■ EXTRACT:
□ □ □ □

Create External Table

-- Create external table over captured data
CREATE EXTERNAL DATA SOURCE CaptureStorage
WITH (
    TYPE = BLOB_STORAGE,
    LOCATION = 'https://mystorage.blob.core.windows.net/captures'
);

CREATE EXTERNAL TABLE EventsRaw
(
    Body NVARCHAR(MAX),
    SequenceNumber BIGINT,
    Offset BIGINT,
    EnqueuedTimeUtc DATETIME2
)
WITH (
    LOCATION = 'mynamespace/orders/',
    DATA_SOURCE = CaptureStorage,
    FILE_FORMAT = AvroFormat
);

-- Query like a regular table
SELECT 
    DATEPART(HOUR, EnqueuedTimeUtc) AS Hour,
    COUNT(*) AS EventCount
FROM EventsRaw
WHERE EnqueuedTimeUtc >= DATEADD(DAY, -7, GETDATE())
GROUP BY DATEPART(HOUR, EnqueuedTimeUtc)
ORDER BY Hour;

PySpark in Synapse Notebook

# Read and analyze events with PySpark
from pyspark.sql import SparkSession
from pyspark.sql.functions import col, window, avg, count

# Create Spark session
spark = SparkSession.builder \
    .appName("EventHubsCaptureAnalysis") \
    .getOrCreate()

# Read captured events
df = spark.read.format("avro").load(
    "abfss://captures@mystorage.dfs.core.windows.net/mynamespace/orders/*"
)

# Basic aggregations
event_stats = df.groupBy(
    window("EnqueuedTimeUtc", "1 hour")
).agg(
    count("*").alias("event_count"),
    count("distinct Offset").alias("unique_events")
).orderBy("window")

event_stats.show()

# Parse JSON body for specific analysis
from pyspark.sql.functions import from_json, col

json_schema = """
    struct<orderId:string, amount:double, customerId:string, items:array<struct<productId:string, quantity:int>>>
"""

df_parsed = df.withColumn(
    "order_data", 
    from_json(col("Body").cast("string"), json_schema)
)

# Aggregate by customer
customer_stats = df_parsed.groupBy("order_data.customerId").agg(
    sum("order_data.amount").alias("total_spend"),
    count("*").alias("order_count")
).orderBy(col("total_spend").desc())

customer_stats.show(20)

Configure Capture Format

Avro Format (Default)

Default format — works on all tiers:

az eventhubs eventhub update \
  --name my-eventhub \
  --namespace-name my-namespace \
  --resource-group my-rg \
  --capture-interval 300 \
  --capture-size-limit 314572800 \
  --capture-destination-name ArchiveStore

Parquet Format (Premium/Dedicated)

Parquet provides better query performance:

# Requires Premium or Dedicated namespace
az eventhubs eventhub update \
  --name my-eventhub \
  --namespace-name my-namespace \
  --resource-group my-rg \
  --capture-format "Parquet" \
  --capture-interval 300 \
  --capture-size-limit 314572800

Destination Configuration

{
  "StorageAccount": {
    "subscriptionId": "xxx-xxx-xxx",
    "resourceGroupName": "myrg",
    "accountName": "mystorage",
    "blobContainerName": "captures"

□ □ □ □

■ Region boundary data:
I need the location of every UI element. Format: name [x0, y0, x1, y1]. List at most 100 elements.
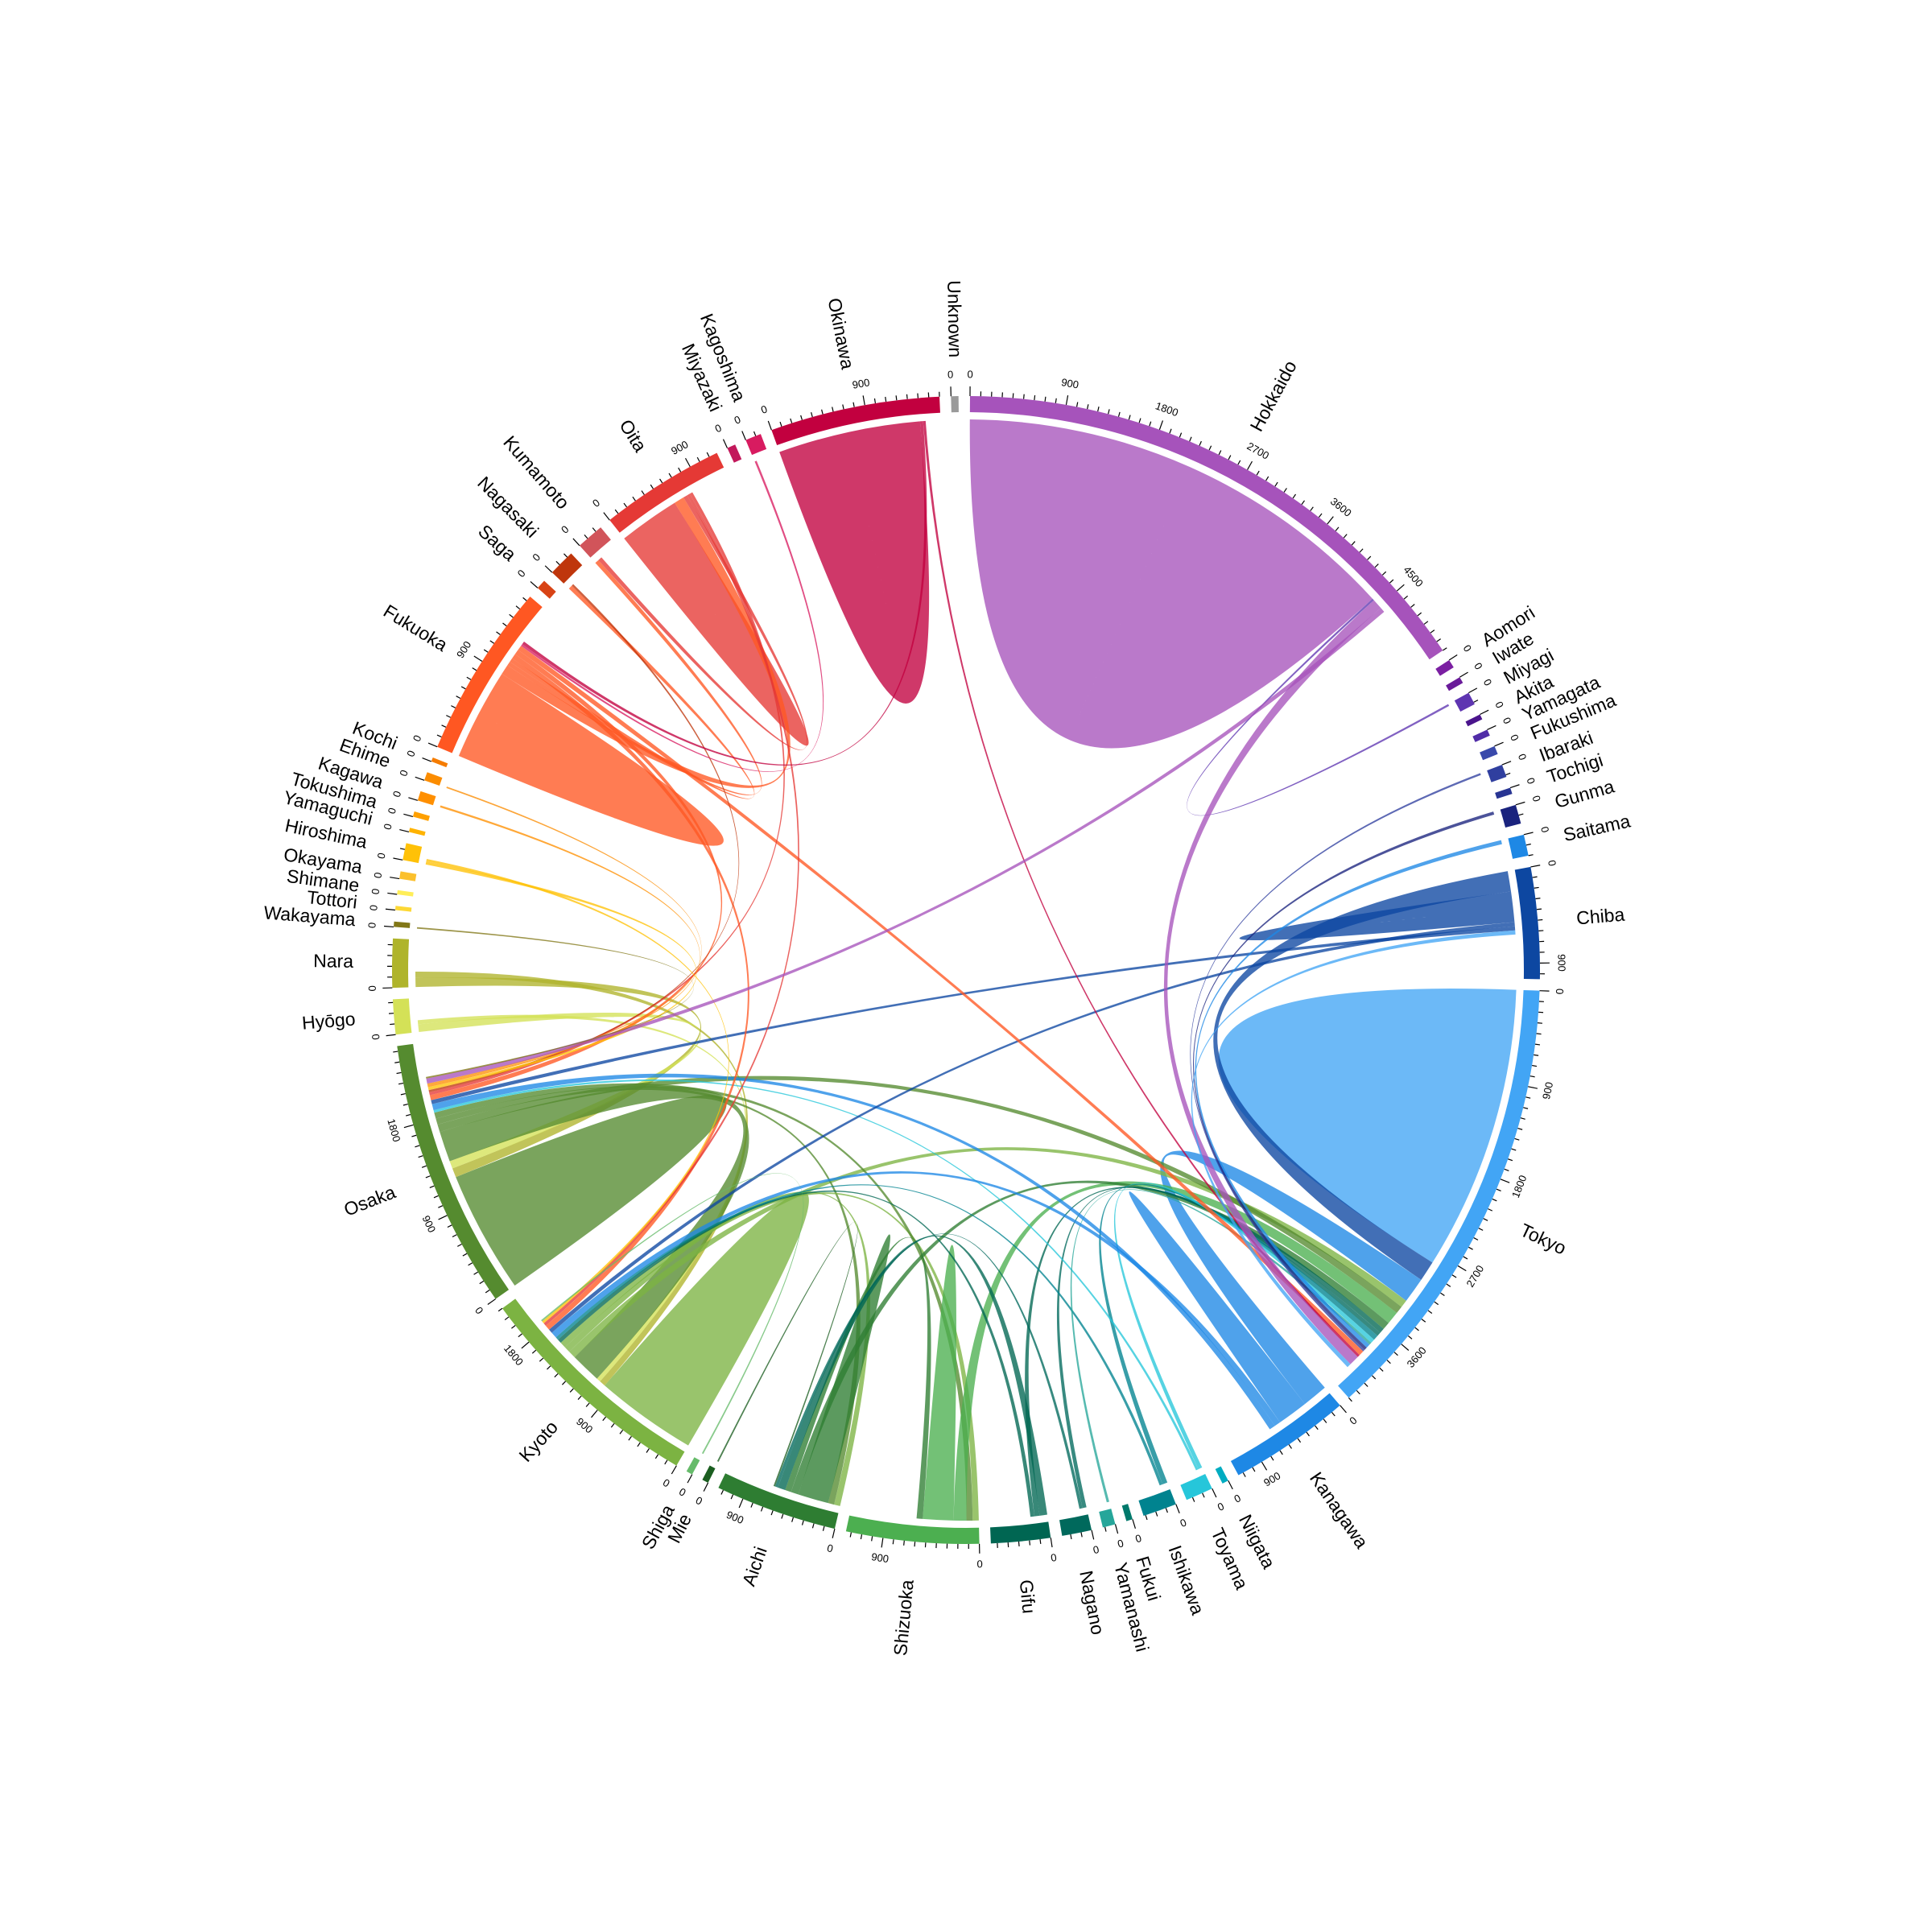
tick-aomori [1448, 654, 1458, 661]
tick-akita [1480, 709, 1489, 716]
segment-arc-miyagi [1454, 692, 1475, 712]
chord-fukuoka-oita [502, 497, 791, 788]
tick-osaka [462, 1253, 468, 1257]
chord-chiba-chiba [1239, 891, 1515, 941]
segment-arc-hiroshima [402, 843, 423, 864]
tick-hokkaido [1256, 470, 1260, 476]
tick-label-oita: 0 [590, 497, 602, 510]
tick-mie [703, 1482, 709, 1492]
tick-hokkaido [1199, 440, 1202, 446]
tick-hokkaido [1237, 460, 1241, 465]
segment-arc-nara [391, 938, 410, 989]
tick-hokkaido [1149, 421, 1152, 427]
tick-iwate [1459, 671, 1468, 678]
tick-osaka [452, 1234, 457, 1238]
segment-arc-chiba [1514, 866, 1541, 980]
tick-kyoto [554, 1373, 559, 1378]
chord-kagawa-osaka [427, 805, 700, 1088]
segment-arc-nagano [1059, 1514, 1092, 1536]
tick-miyazaki [722, 439, 729, 448]
tick-kagawa [408, 797, 419, 801]
tick-saitama [1528, 854, 1534, 857]
tick-hokkaido [1389, 579, 1394, 584]
tick-label-oita: 900 [669, 438, 690, 457]
segment-arc-fukushima [1480, 745, 1498, 761]
tick-tochigi [1509, 784, 1520, 789]
tick-label-kagawa: 0 [390, 790, 403, 799]
tick-toyama [1212, 1488, 1217, 1498]
segment-labels-layer: UnknownHokkaidoAomoriIwateMiyagiAkitaYam… [263, 280, 1633, 1657]
tick-ibaraki [1505, 772, 1511, 776]
tick-osaka [438, 1205, 444, 1208]
segment-label-kyoto: Kyoto [514, 1417, 562, 1466]
tick-oita [632, 496, 636, 502]
tick-tokyo [1504, 1168, 1509, 1171]
tick-hokkaido [1410, 604, 1415, 608]
tick-fukuoka [427, 742, 438, 748]
tick-hokkaido [1117, 411, 1121, 417]
tick-hokkaido [1327, 516, 1334, 525]
tick-shizuoka [871, 1536, 873, 1542]
segment-label-chiba: Chiba [1575, 904, 1625, 929]
tick-shizuoka [849, 1532, 852, 1538]
segment-label-hokkaido: Hokkaido [1245, 357, 1300, 435]
tick-oita [696, 456, 700, 462]
chord-hokkaido-tokyo [1163, 600, 1381, 1364]
chord-fukuoka-osaka [429, 650, 723, 1100]
tick-hiroshima [393, 857, 403, 861]
tick-hokkaido [1430, 630, 1435, 634]
tick-label-hyogo: 0 [369, 1034, 382, 1041]
tick-label-fukui: 0 [1134, 1532, 1143, 1545]
chord-okinawa-okinawa [779, 421, 930, 704]
segment-arc-tokushima [412, 811, 430, 821]
tick-aichi [791, 1517, 795, 1522]
tick-kumamoto [572, 538, 580, 547]
tick-label-aomori: 0 [1461, 642, 1475, 654]
tick-label-fukuoka: 0 [411, 733, 424, 743]
segment-arc-kagawa [417, 791, 436, 806]
tick-okinawa [767, 420, 772, 431]
tick-fukuoka [460, 686, 466, 690]
tick-okinawa [862, 395, 865, 406]
tick-oita [706, 452, 710, 457]
segment-label-saitama: Saitama [1562, 810, 1633, 845]
tick-hokkaido [1023, 394, 1025, 399]
segment-arc-yamaguchi [408, 828, 426, 836]
tick-label-chiba: 900 [1555, 954, 1567, 972]
tick-fukuoka [446, 715, 451, 718]
tick-tokyo [1508, 1158, 1513, 1162]
tick-label-ibaraki: 0 [1516, 752, 1530, 762]
tick-oita [641, 490, 645, 495]
tick-shizuoka [914, 1542, 916, 1547]
tick-hokkaido [1055, 398, 1057, 403]
tick-label-saga: 0 [515, 568, 528, 580]
tick-kanagawa [1331, 1412, 1335, 1417]
tick-label-kyoto: 0 [661, 1476, 672, 1490]
tick-osaka [425, 1175, 431, 1179]
tick-kanagawa [1297, 1438, 1302, 1443]
tick-okayama [390, 877, 400, 880]
tick-osaka [418, 1155, 423, 1158]
tick-hyogo [390, 1023, 395, 1026]
tick-label-tottori: 0 [367, 904, 380, 911]
segment-label-oita: Oita [615, 415, 651, 456]
tick-tokyo [1511, 1148, 1517, 1151]
tick-osaka [485, 1290, 490, 1294]
tick-kyoto [511, 1325, 516, 1329]
segment-arc-unknown [951, 396, 959, 413]
tick-label-gifu: 0 [1050, 1551, 1057, 1564]
tick-hokkaido [1158, 420, 1164, 430]
tick-label-miyagi: 0 [1481, 677, 1495, 688]
tick-okinawa [779, 421, 782, 427]
tick-label-saitama: 0 [1538, 825, 1551, 834]
tick-kanagawa [1270, 1455, 1274, 1461]
chord-hyogo-osaka [418, 1012, 701, 1169]
segment-arc-mie [702, 1465, 716, 1483]
tick-fukuoka [456, 696, 461, 700]
tick-label-wakayama: 0 [365, 922, 378, 928]
tick-aichi [738, 1498, 744, 1509]
chords-layer [415, 419, 1517, 1521]
tick-aichi [811, 1523, 815, 1529]
tick-oita [603, 512, 610, 521]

□ □ □ □

■ WHAT THIS EXERCISE ASKS:
a: According to the excerpt, which namespace tiers are required to use the Parquet capture format?
b: Please translate this sentence from the excerpt into Spanish: "Parquet provides better query performance:"

■ THE SOLUTIONS:
a: Premium or Dedicated.

b: Parquet ofrece un mejor rendimiento en las consultas: